- [What is being asked]
Render the lines below as a JSON list of strings, one string per line, omitting blank lines and any pictures.

[Bounding box entries]
>>

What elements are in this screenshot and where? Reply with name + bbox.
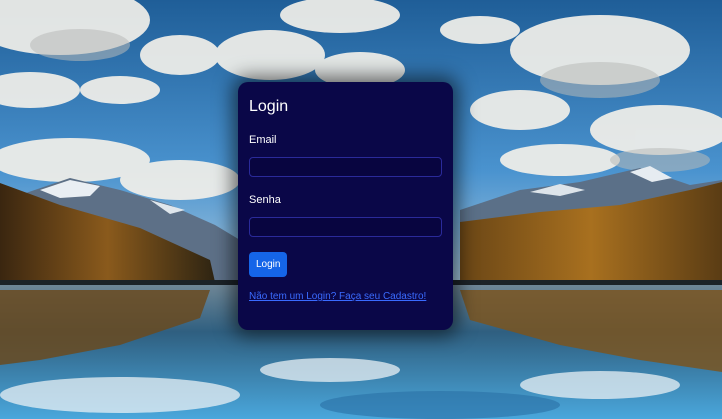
email-label: Email <box>249 134 277 146</box>
page-background: Login Email Senha Login Não tem um Login… <box>0 0 722 419</box>
email-field[interactable] <box>249 157 442 177</box>
login-title: Login <box>249 98 289 115</box>
password-field[interactable] <box>249 217 442 237</box>
login-button[interactable]: Login <box>249 252 288 277</box>
password-label: Senha <box>249 194 281 206</box>
login-card: Login Email Senha Login Não tem um Login… <box>238 82 453 330</box>
signup-link[interactable]: Não tem um Login? Faça seu Cadastro! <box>249 291 442 303</box>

<<

- [Reply]
[
  "What elements are in this screenshot and where? Reply with name + bbox.",
  "email-label: Email <box>249 134 277 146</box>",
  "page-background: Login Email Senha Login Não tem um Login… <box>0 0 722 419</box>",
  "email-field[interactable] <box>249 157 442 177</box>",
  "login-title: Login <box>249 98 289 115</box>",
  "password-field[interactable] <box>249 217 442 237</box>",
  "login-button[interactable]: Login <box>249 252 288 277</box>",
  "password-label: Senha <box>249 194 281 206</box>",
  "login-card: Login Email Senha Login Não tem um Login… <box>238 82 453 330</box>",
  "signup-link[interactable]: Não tem um Login? Faça seu Cadastro! <box>249 291 442 303</box>"
]